(Task statement) Sort through the data and copy the lines holding the word "Median".

◇ ◇ ◇ ◇ ◇ ◇ ◇

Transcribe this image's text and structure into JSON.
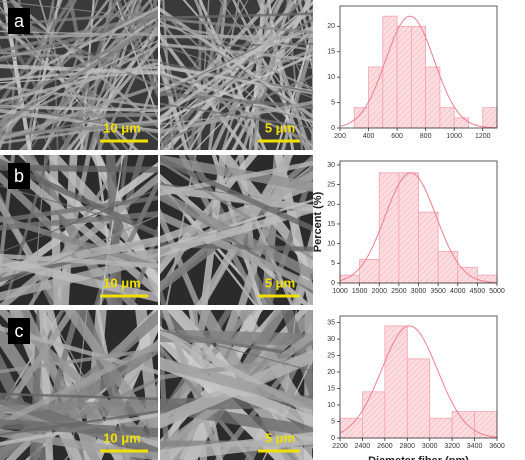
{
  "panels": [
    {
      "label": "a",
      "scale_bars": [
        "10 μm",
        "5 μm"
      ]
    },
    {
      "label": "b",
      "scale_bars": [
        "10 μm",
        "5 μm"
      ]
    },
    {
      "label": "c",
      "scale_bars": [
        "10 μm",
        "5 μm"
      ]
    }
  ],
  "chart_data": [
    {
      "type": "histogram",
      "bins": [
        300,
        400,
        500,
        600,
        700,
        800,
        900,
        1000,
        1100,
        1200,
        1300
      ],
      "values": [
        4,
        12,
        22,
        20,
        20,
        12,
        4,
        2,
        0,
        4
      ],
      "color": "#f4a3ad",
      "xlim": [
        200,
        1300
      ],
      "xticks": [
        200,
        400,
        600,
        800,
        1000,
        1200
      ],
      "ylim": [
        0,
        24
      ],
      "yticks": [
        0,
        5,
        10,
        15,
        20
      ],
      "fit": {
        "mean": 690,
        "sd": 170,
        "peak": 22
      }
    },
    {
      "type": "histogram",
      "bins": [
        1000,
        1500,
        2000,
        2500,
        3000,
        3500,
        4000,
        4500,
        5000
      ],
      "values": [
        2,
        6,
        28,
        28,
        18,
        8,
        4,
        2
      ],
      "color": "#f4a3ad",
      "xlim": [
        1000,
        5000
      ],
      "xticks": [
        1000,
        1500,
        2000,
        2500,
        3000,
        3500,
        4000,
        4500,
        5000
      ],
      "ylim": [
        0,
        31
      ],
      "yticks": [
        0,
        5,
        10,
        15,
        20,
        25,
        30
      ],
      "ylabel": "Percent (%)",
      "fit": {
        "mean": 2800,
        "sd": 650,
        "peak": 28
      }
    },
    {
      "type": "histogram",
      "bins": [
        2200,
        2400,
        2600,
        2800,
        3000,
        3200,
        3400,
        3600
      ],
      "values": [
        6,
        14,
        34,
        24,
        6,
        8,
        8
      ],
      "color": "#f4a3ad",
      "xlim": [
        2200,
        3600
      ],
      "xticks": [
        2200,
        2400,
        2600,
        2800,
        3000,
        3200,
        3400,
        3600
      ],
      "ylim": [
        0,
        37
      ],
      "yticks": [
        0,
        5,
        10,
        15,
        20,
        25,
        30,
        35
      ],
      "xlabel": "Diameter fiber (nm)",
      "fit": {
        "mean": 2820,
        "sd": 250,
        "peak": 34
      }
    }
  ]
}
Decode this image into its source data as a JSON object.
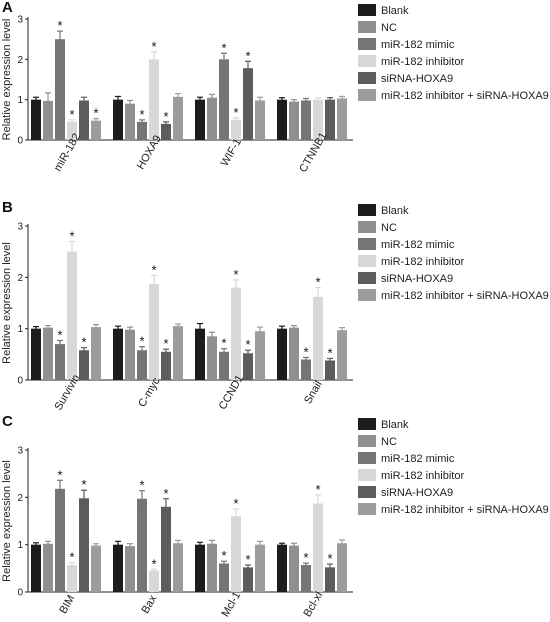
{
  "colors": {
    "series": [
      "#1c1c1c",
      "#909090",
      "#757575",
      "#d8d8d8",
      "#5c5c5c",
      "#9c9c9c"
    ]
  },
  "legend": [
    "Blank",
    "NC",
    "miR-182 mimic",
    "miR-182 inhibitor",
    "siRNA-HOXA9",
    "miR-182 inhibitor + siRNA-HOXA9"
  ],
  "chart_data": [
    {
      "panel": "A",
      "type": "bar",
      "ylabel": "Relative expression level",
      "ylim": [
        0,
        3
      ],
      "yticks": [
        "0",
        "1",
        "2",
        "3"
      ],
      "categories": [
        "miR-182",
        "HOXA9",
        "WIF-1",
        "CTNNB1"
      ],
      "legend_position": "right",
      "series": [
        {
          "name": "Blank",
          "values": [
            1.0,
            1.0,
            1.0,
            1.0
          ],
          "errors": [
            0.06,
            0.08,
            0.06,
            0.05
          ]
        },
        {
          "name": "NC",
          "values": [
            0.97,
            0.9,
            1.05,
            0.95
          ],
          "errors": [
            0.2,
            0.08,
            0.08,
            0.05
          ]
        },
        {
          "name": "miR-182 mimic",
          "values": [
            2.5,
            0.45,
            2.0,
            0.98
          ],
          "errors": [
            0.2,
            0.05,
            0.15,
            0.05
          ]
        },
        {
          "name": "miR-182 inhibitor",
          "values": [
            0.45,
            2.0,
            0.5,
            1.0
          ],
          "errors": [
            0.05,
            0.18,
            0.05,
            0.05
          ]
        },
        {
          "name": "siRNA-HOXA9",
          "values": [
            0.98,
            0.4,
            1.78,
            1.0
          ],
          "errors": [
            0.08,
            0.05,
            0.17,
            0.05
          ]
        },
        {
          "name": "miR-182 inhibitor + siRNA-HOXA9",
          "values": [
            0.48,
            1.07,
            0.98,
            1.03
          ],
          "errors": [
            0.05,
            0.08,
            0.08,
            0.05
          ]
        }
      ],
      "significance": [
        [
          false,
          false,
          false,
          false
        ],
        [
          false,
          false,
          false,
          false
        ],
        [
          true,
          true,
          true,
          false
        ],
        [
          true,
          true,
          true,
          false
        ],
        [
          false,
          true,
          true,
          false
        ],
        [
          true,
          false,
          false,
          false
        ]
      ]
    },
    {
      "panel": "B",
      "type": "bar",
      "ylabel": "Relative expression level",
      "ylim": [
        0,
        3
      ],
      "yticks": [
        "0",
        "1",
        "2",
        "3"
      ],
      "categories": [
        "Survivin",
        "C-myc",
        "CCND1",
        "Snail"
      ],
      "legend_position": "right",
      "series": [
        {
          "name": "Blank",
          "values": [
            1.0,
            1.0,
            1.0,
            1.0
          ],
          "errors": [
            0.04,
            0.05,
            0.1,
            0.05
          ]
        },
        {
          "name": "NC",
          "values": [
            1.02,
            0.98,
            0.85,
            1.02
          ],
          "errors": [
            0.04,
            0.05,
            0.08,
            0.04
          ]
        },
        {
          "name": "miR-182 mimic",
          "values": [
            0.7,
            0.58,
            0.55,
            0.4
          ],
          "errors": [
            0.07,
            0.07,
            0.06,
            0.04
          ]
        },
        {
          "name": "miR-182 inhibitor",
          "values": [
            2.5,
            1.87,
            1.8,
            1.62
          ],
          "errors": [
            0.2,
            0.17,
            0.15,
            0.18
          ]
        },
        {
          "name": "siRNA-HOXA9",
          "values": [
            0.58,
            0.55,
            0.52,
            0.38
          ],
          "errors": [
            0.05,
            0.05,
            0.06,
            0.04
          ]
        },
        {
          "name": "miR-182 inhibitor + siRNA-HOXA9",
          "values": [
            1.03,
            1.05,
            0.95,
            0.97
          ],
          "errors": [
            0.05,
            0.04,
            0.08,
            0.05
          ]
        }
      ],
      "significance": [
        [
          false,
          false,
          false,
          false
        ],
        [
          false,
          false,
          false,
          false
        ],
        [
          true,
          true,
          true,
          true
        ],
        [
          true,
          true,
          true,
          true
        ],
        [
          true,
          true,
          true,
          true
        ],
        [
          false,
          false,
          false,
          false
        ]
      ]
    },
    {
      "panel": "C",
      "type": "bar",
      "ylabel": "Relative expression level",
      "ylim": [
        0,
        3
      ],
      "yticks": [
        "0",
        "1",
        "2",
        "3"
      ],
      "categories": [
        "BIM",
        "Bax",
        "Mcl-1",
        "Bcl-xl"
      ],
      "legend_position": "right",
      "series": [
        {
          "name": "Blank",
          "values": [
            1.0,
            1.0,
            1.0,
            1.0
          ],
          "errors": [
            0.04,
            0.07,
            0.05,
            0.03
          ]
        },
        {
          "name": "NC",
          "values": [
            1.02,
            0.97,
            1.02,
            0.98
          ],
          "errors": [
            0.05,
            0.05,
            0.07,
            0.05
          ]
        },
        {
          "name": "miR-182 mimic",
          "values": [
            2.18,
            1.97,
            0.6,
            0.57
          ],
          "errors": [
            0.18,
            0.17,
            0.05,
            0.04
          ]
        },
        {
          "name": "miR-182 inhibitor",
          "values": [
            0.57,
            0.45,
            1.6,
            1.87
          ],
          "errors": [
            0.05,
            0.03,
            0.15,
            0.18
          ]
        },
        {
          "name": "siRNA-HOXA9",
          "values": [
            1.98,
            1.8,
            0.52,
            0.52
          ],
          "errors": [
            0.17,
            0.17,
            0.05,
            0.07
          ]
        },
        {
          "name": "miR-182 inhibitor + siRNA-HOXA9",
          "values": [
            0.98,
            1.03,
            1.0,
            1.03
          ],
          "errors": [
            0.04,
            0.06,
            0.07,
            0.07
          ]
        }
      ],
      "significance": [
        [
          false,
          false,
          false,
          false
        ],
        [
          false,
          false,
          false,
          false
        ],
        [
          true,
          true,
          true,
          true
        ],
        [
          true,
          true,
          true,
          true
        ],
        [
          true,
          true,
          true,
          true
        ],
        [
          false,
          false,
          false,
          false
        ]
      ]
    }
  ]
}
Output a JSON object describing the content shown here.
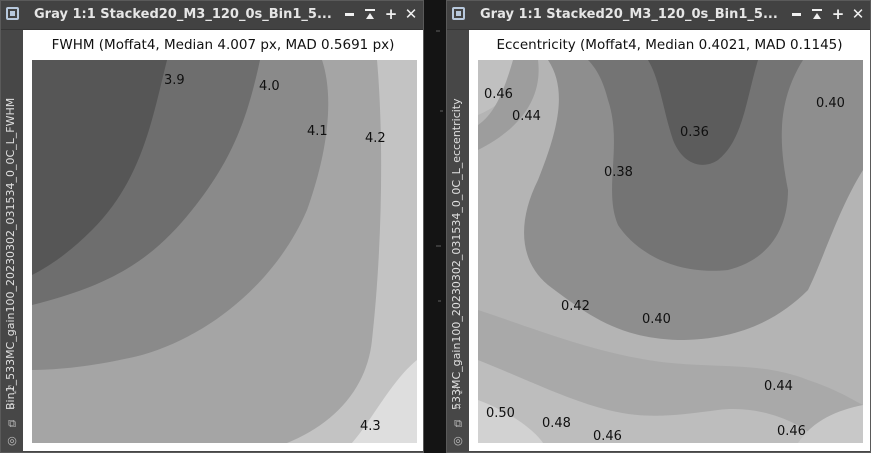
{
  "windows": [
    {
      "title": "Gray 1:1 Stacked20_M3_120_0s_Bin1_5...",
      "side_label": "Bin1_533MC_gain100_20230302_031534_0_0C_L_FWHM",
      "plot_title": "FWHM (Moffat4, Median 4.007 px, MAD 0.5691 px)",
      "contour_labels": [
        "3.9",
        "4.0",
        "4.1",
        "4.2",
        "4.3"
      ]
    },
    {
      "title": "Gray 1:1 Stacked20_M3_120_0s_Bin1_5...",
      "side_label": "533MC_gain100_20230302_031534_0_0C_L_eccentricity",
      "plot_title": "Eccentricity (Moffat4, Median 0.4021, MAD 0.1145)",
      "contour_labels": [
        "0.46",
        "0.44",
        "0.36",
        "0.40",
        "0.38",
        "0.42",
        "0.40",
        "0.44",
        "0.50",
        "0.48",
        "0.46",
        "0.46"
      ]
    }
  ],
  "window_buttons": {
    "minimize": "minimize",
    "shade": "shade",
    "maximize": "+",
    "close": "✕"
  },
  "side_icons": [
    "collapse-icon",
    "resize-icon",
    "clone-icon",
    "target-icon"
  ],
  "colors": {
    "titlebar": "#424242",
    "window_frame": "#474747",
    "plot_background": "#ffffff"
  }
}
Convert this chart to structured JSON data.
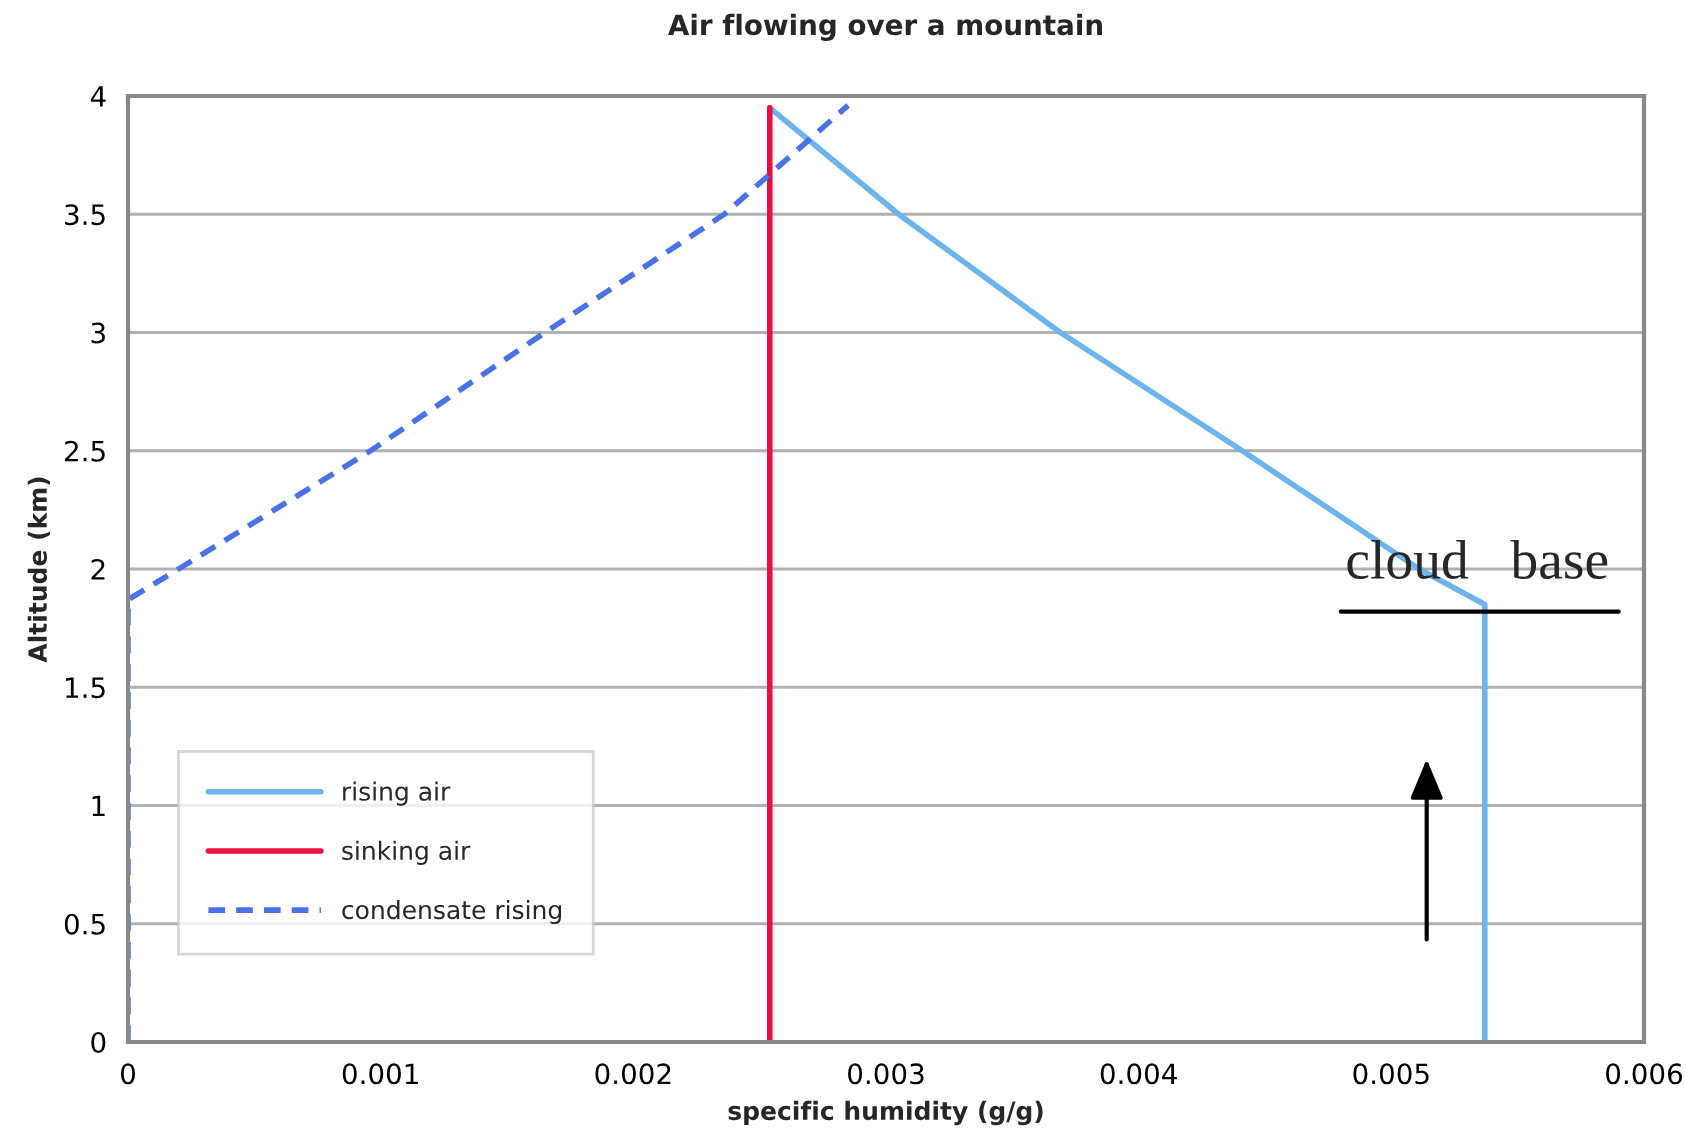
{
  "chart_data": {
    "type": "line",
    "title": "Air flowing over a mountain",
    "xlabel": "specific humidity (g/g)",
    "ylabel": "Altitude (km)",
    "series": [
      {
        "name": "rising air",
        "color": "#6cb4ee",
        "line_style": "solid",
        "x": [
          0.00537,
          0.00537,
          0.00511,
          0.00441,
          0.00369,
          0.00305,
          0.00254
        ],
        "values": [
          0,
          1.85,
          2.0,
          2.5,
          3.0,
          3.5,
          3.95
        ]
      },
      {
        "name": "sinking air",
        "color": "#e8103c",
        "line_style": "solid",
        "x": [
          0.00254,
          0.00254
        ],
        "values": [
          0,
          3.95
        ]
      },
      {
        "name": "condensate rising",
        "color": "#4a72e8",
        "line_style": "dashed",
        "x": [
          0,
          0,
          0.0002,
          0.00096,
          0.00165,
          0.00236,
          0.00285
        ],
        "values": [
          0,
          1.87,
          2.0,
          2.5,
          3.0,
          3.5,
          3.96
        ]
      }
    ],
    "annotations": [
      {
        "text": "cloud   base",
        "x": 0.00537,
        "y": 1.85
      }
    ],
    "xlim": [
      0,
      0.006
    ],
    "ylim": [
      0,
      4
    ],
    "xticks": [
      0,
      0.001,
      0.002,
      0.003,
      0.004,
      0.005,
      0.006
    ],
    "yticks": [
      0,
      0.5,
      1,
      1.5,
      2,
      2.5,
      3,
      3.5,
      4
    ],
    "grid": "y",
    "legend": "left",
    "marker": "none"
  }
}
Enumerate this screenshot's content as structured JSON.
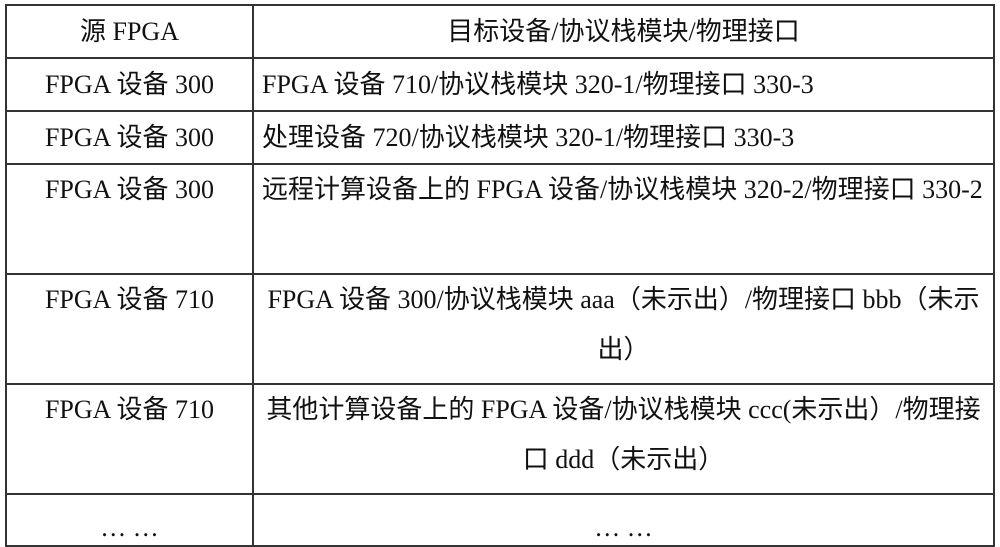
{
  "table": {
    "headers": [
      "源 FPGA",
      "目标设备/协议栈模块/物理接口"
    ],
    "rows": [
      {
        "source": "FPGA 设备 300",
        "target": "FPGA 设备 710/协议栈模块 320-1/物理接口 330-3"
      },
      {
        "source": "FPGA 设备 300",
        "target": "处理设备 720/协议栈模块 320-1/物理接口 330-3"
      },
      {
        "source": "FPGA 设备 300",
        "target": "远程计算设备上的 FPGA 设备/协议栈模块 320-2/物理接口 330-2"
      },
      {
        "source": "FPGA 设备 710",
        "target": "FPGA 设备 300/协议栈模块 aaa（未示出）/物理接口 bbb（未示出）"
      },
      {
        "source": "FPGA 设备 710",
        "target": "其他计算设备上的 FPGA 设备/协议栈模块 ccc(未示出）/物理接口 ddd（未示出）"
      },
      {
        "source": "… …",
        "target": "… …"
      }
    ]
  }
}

◇ ◇ ◇ ◇ ◇ ◇ ◇

(The answer)
      "plot_title": "FWHM (Moffat4, Median 4.007 px, MAD 0.5691 px)",
      "plot_title": "Eccentricity (Moffat4, Median 0.4021, MAD 0.1145)",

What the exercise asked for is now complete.